Request 1.
In the listing below, transcribe the lines exactly, from the line containing "volume-c[interactable]: Local Disk" through the line containing "loupe-view-button[interactable] xyxy=(188,526,208,540)", inclusive.
--
In a forwards movement the hammer 134 strikes the anvil 120, which in turn acts to strike a component such as a nail 126, the head of which is placed in the anterior end of the shaft 118, with the head being struck multiple times by the anvil 120 upon each forward stroke of the piston 116 such that the nail 126 is inserted incrementally into a substrate until the same is fully inserted. The anvil is provided with a pin 154 to prevent it from being accidentally removed from the elongate shaft 118.

The nail 126 or other component is held in the shaft by a head assembly comprising a body portion 136 and clamping means in the form of jaws 122, 122′ mounted therein, the assembly being slidably mounted on the elongate shaft 118. The anvil 120 passes through the end of the elongate shaft 118 in the body portion, and can extend through the jaws 122, 122′. The elongate shaft 118 in this example does not extend into the head assembly to be gripped by the jaws 122, 122′, such that the jaws 122, 122′ do not have to move apart so far to allow the anvil 120 to pass therethrough as if the elongate shaft 118 also passed therethrough. The body portion 136 includes angled edges 138, 138′ which engage the adjacent angled edges of jaws 122, 122′ such that as the jaws move away from the distal end of the elongate shaft 118, they are moved closer together by the angled edges 138, 138′. As the jaws 122, 122′ are adjustable, a range of different sized nails or other components can be held individually by the same.
--
Request 2.
From the text above on the nail-driving tool, restate word for word the passage between "In a forwards" and "from the elongate shaft 118.", inclusive.

[Stored data]
--
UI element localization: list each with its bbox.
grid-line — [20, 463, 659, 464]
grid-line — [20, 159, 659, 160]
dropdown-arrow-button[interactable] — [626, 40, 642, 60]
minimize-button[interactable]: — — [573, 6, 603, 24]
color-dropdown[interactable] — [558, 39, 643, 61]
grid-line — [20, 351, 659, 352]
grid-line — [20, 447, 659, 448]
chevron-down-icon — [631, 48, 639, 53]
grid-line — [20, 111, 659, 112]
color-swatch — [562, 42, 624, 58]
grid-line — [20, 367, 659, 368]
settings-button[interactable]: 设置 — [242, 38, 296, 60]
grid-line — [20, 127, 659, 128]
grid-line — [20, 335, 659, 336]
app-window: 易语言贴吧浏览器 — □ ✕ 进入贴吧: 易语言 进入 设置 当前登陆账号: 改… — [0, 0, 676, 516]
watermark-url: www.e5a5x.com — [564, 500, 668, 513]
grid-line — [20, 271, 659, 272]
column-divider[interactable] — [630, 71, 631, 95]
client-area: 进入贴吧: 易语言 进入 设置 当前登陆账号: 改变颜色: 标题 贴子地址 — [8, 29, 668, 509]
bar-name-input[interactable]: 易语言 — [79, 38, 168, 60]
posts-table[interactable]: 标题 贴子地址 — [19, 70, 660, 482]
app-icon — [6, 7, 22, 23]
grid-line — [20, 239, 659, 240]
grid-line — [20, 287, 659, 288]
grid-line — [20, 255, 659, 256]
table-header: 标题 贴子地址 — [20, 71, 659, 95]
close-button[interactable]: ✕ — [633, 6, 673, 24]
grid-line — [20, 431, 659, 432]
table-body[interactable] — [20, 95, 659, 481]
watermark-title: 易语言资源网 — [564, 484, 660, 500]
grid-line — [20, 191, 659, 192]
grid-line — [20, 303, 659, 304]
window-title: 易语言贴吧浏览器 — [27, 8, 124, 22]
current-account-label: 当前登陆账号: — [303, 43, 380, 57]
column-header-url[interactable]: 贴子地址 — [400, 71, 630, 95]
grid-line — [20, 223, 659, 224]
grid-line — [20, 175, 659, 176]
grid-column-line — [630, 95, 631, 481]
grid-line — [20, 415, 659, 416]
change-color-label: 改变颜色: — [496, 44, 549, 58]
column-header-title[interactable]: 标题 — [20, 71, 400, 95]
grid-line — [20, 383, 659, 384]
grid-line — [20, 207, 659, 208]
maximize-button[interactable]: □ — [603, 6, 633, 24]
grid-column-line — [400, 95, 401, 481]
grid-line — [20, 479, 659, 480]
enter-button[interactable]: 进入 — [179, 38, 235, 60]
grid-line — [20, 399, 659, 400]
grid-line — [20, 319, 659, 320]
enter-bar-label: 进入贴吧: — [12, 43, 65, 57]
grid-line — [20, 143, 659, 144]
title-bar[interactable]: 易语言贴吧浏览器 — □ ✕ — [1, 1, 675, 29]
--
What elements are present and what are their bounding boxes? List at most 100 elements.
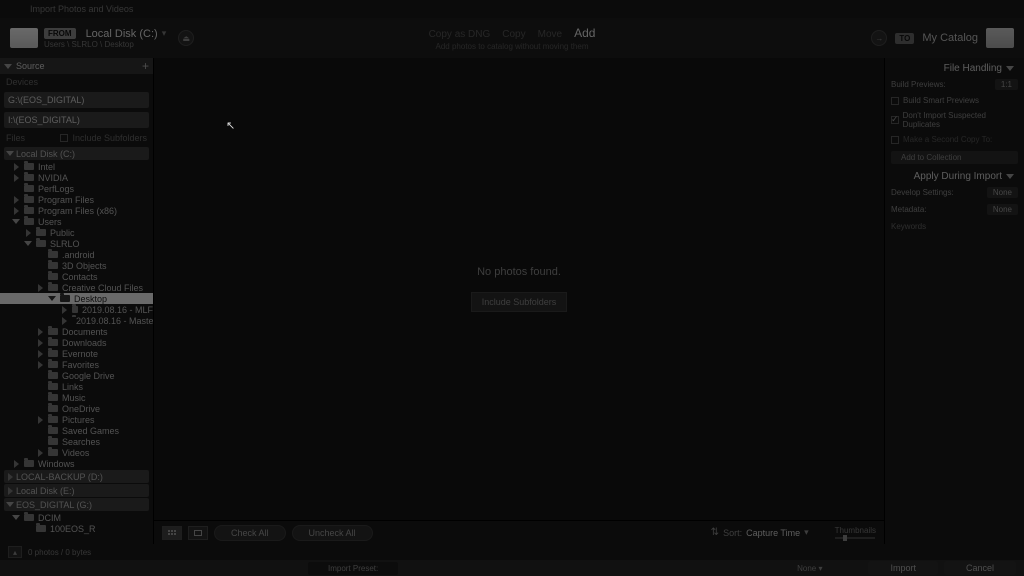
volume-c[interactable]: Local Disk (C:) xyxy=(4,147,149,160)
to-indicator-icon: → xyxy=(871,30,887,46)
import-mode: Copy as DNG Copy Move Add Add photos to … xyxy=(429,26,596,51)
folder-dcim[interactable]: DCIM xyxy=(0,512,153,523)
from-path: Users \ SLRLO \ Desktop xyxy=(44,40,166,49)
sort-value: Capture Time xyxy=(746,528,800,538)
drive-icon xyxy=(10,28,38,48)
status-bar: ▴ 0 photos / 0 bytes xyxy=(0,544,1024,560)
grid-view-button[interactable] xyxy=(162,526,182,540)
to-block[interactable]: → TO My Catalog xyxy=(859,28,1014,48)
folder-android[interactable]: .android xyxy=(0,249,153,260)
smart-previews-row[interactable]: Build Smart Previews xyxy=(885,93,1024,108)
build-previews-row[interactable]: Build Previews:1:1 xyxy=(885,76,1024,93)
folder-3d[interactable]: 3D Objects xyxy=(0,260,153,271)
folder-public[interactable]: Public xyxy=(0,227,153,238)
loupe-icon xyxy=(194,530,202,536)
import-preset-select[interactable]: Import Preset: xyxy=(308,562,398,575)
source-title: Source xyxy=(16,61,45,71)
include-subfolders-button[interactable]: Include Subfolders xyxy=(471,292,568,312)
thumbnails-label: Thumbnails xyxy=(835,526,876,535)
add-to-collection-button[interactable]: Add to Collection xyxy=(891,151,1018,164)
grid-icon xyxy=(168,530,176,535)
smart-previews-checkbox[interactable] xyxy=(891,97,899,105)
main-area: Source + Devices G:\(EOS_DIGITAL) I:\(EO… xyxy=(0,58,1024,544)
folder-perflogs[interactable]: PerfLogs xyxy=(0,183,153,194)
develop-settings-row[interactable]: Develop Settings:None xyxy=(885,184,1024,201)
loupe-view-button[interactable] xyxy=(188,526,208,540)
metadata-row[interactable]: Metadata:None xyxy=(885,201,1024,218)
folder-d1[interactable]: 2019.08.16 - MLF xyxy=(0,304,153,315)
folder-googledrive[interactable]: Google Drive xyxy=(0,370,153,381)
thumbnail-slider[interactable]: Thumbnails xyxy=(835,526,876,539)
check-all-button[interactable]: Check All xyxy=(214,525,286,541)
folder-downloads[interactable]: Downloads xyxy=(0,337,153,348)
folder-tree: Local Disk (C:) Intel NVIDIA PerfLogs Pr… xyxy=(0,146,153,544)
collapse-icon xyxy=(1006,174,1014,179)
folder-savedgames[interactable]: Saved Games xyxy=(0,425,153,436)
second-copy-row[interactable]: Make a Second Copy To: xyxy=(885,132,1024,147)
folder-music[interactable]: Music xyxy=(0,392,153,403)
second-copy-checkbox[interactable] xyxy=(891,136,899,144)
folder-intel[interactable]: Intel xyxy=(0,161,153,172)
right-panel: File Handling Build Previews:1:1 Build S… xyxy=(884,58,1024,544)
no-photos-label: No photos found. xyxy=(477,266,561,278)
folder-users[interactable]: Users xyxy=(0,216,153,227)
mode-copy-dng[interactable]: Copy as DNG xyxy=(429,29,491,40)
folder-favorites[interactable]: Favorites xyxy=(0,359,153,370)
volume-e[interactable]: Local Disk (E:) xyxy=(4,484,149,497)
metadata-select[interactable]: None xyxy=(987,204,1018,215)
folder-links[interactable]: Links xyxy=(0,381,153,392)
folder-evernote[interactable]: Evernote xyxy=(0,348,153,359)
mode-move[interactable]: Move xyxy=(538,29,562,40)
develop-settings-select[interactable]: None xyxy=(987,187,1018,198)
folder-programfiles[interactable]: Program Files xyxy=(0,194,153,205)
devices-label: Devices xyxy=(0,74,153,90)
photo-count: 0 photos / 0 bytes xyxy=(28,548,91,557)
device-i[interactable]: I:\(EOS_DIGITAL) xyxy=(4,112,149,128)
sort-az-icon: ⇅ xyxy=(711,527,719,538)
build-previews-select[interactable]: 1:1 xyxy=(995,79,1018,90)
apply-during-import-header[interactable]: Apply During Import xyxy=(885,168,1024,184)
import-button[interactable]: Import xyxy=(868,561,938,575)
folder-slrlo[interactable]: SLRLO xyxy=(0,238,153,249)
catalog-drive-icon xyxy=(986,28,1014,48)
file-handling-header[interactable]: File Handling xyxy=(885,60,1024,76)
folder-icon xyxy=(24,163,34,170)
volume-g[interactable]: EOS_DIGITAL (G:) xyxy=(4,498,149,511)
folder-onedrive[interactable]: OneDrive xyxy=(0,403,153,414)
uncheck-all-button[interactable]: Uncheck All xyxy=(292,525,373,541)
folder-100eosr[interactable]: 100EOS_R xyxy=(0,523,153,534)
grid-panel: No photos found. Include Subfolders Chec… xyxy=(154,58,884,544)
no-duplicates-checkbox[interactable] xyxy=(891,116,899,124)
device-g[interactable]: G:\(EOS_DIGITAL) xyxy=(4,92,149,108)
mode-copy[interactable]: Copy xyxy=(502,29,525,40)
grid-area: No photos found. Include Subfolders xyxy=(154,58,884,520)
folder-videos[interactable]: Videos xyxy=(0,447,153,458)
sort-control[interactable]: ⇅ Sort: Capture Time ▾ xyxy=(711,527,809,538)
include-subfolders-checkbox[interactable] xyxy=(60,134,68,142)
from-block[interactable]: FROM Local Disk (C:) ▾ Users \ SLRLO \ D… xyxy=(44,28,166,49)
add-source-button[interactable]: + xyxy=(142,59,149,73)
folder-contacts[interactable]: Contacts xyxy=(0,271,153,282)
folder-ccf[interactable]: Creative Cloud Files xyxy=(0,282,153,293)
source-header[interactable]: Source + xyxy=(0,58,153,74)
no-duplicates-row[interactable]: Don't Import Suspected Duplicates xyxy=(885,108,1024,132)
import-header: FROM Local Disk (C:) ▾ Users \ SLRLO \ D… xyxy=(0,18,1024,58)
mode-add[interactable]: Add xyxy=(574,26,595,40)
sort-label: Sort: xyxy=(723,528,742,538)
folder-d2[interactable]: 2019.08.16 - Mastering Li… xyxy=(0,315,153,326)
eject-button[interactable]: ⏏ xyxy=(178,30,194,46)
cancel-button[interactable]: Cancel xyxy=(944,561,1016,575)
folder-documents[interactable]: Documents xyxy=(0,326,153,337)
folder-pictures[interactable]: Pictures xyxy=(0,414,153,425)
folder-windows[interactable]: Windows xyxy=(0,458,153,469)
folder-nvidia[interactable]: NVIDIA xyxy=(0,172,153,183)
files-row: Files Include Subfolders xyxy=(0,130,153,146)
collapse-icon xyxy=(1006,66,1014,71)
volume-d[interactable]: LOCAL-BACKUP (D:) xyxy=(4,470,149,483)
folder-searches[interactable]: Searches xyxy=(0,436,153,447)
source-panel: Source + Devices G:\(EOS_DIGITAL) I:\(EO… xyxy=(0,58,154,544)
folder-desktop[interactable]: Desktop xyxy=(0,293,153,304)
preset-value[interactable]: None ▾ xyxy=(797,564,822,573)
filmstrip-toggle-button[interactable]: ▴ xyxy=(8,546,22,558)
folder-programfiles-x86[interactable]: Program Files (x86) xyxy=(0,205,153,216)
--
Reply 1.
volume-c[interactable]: Local Disk (C:) xyxy=(4,147,149,160)
to-indicator-icon: → xyxy=(871,30,887,46)
import-mode: Copy as DNG Copy Move Add Add photos to … xyxy=(429,26,596,51)
folder-dcim[interactable]: DCIM xyxy=(0,512,153,523)
from-path: Users \ SLRLO \ Desktop xyxy=(44,40,166,49)
sort-value: Capture Time xyxy=(746,528,800,538)
drive-icon xyxy=(10,28,38,48)
status-bar: ▴ 0 photos / 0 bytes xyxy=(0,544,1024,560)
grid-view-button[interactable] xyxy=(162,526,182,540)
to-block[interactable]: → TO My Catalog xyxy=(859,28,1014,48)
folder-android[interactable]: .android xyxy=(0,249,153,260)
smart-previews-row[interactable]: Build Smart Previews xyxy=(885,93,1024,108)
build-previews-row[interactable]: Build Previews:1:1 xyxy=(885,76,1024,93)
folder-3d[interactable]: 3D Objects xyxy=(0,260,153,271)
folder-public[interactable]: Public xyxy=(0,227,153,238)
loupe-icon xyxy=(194,530,202,536)
import-preset-select[interactable]: Import Preset: xyxy=(308,562,398,575)
source-title: Source xyxy=(16,61,45,71)
include-subfolders-button[interactable]: Include Subfolders xyxy=(471,292,568,312)
thumbnails-label: Thumbnails xyxy=(835,526,876,535)
add-to-collection-button[interactable]: Add to Collection xyxy=(891,151,1018,164)
grid-icon xyxy=(168,530,176,535)
smart-previews-checkbox[interactable] xyxy=(891,97,899,105)
main-area: Source + Devices G:\(EOS_DIGITAL) I:\(EO… xyxy=(0,58,1024,544)
folder-perflogs[interactable]: PerfLogs xyxy=(0,183,153,194)
develop-settings-row[interactable]: Develop Settings:None xyxy=(885,184,1024,201)
loupe-view-button[interactable] xyxy=(188,526,208,540)

Reply 2.
In a forwards movement the hammer 134 strikes the anvil 120, which in turn acts to strike a component such as a nail 126, the head of which is placed in the anterior end of the shaft 118, with the head being struck multiple times by the anvil 120 upon each forward stroke of the piston 116 such that the nail 126 is inserted incrementally into a substrate until the same is fully inserted. The anvil is provided with a pin 154 to prevent it from being accidentally removed from the elongate shaft 118.